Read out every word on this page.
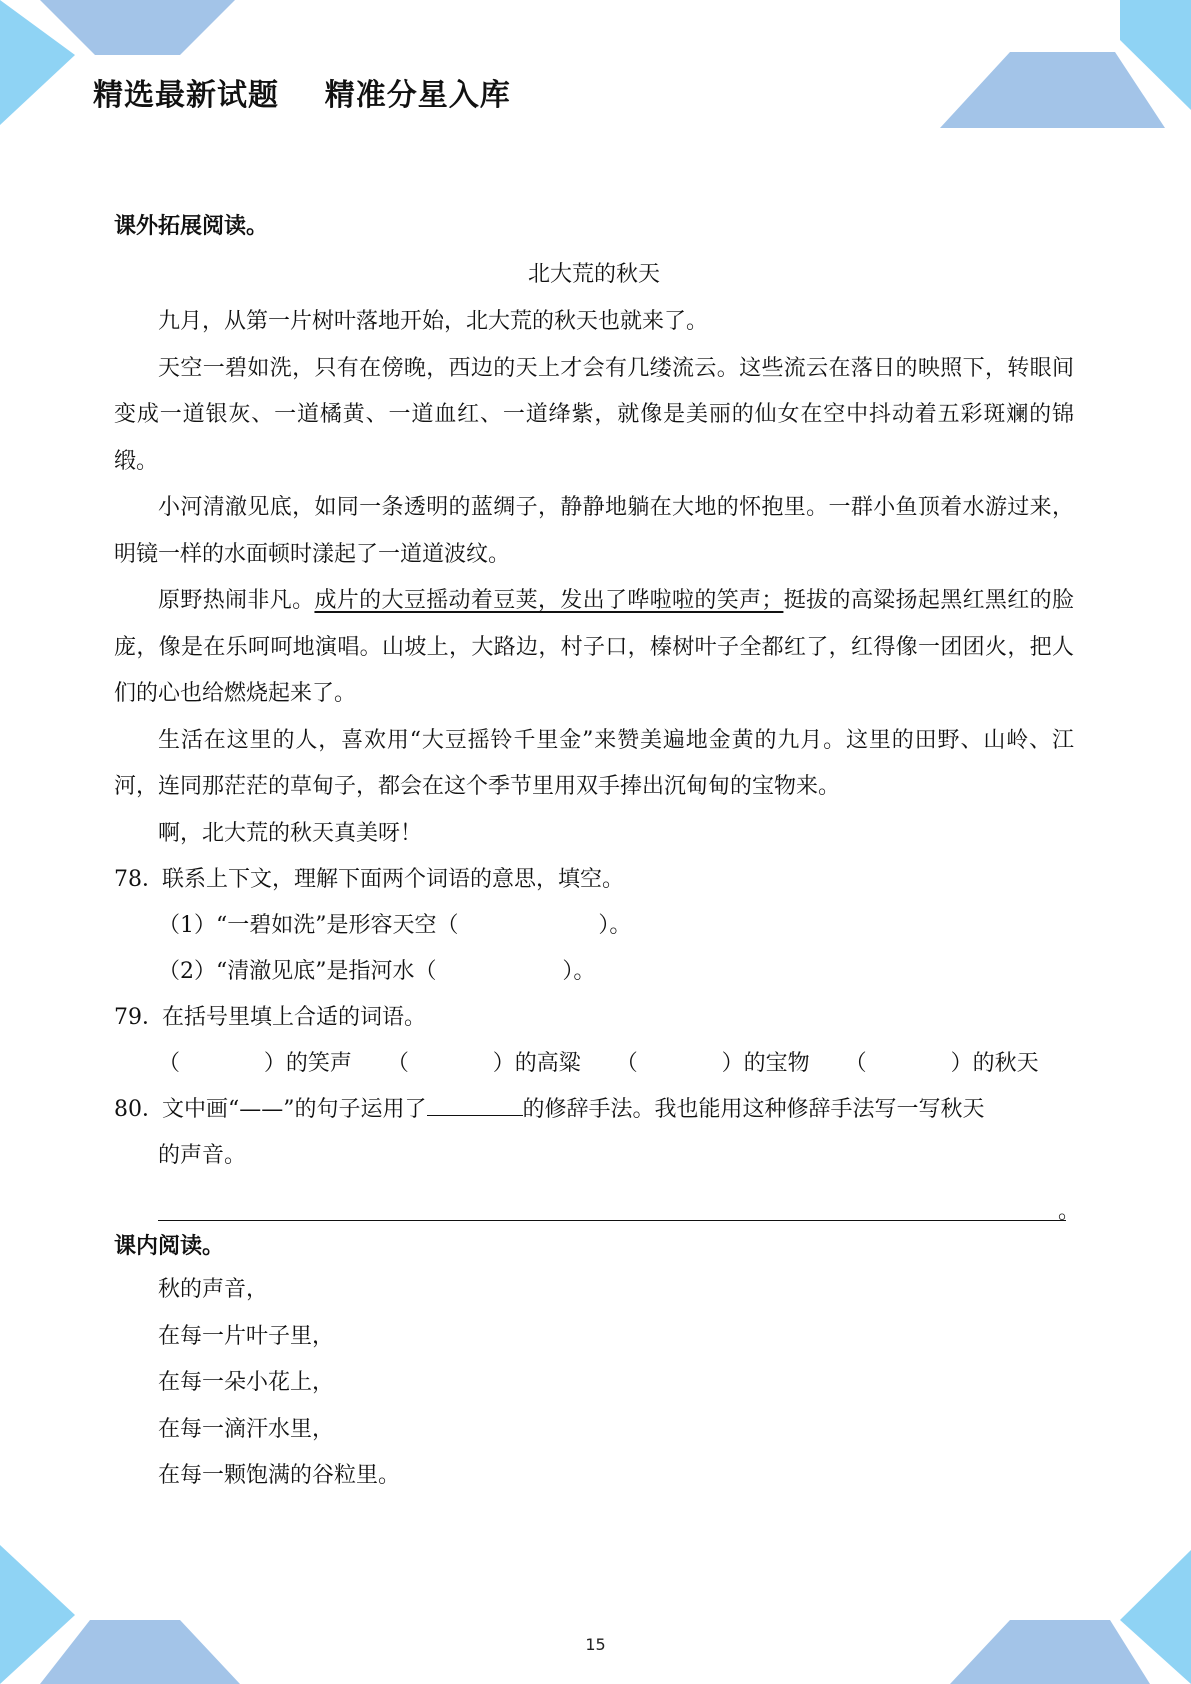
精选最新试题    精准分星入库

课外拓展阅读。

北大荒的秋天

九月，从第一片树叶落地开始，北大荒的秋天也就来了。

天空一碧如洗，只有在傍晚，西边的天上才会有几缕流云。这些流云在落日的映照下，转眼间变成一道银灰、一道橘黄、一道血红、一道绛紫，就像是美丽的仙女在空中抖动着五彩斑斓的锦缎。

小河清澈见底，如同一条透明的蓝绸子，静静地躺在大地的怀抱里。一群小鱼顶着水游过来，明镜一样的水面顿时漾起了一道道波纹。

原野热闹非凡。成片的大豆摇动着豆荚，发出了哗啦啦的笑声；挺拔的高粱扬起黑红黑红的脸庞，像是在乐呵呵地演唱。山坡上，大路边，村子口，榛树叶子全都红了，红得像一团团火，把人们的心也给燃烧起来了。

生活在这里的人，喜欢用“大豆摇铃千里金”来赞美遍地金黄的九月。这里的田野、山岭、江河，连同那茫茫的草甸子，都会在这个季节里用双手捧出沉甸甸的宝物来。

啊，北大荒的秋天真美呀！

78．联系上下文，理解下面两个词语的意思，填空。

（1）“一碧如洗”是形容天空（                    ）。

（2）“清澈见底”是指河水（                  ）。

79．在括号里填上合适的词语。

（            ）的笑声     （            ）的高粱     （            ）的宝物     （            ）的秋天

80．文中画“——”的句子运用了	的修辞手法。我也能用这种修辞手法写一写秋天

的声音。

。

课内阅读。

秋的声音，

在每一片叶子里，

在每一朵小花上，

在每一滴汗水里，

在每一颗饱满的谷粒里。

15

* * * * *

**Directive:** The entries above are to be returned exactly, without their pictures.

**Full response:**
Read out every word on this page.
精选最新试题    精准分星入库

课外拓展阅读。

北大荒的秋天

九月，从第一片树叶落地开始，北大荒的秋天也就来了。

天空一碧如洗，只有在傍晚，西边的天上才会有几缕流云。这些流云在落日的映照下，转眼间变成一道银灰、一道橘黄、一道血红、一道绛紫，就像是美丽的仙女在空中抖动着五彩斑斓的锦缎。

小河清澈见底，如同一条透明的蓝绸子，静静地躺在大地的怀抱里。一群小鱼顶着水游过来，明镜一样的水面顿时漾起了一道道波纹。

原野热闹非凡。成片的大豆摇动着豆荚，发出了哗啦啦的笑声；挺拔的高粱扬起黑红黑红的脸庞，像是在乐呵呵地演唱。山坡上，大路边，村子口，榛树叶子全都红了，红得像一团团火，把人们的心也给燃烧起来了。

生活在这里的人，喜欢用“大豆摇铃千里金”来赞美遍地金黄的九月。这里的田野、山岭、江河，连同那茫茫的草甸子，都会在这个季节里用双手捧出沉甸甸的宝物来。

啊，北大荒的秋天真美呀！

78．联系上下文，理解下面两个词语的意思，填空。

（1）“一碧如洗”是形容天空（                    ）。

（2）“清澈见底”是指河水（                  ）。

79．在括号里填上合适的词语。

（            ）的笑声     （            ）的高粱     （            ）的宝物     （            ）的秋天

80．文中画“——”的句子运用了	的修辞手法。我也能用这种修辞手法写一写秋天

的声音。

。

课内阅读。

秋的声音，

在每一片叶子里，

在每一朵小花上，

在每一滴汗水里，

在每一颗饱满的谷粒里。

15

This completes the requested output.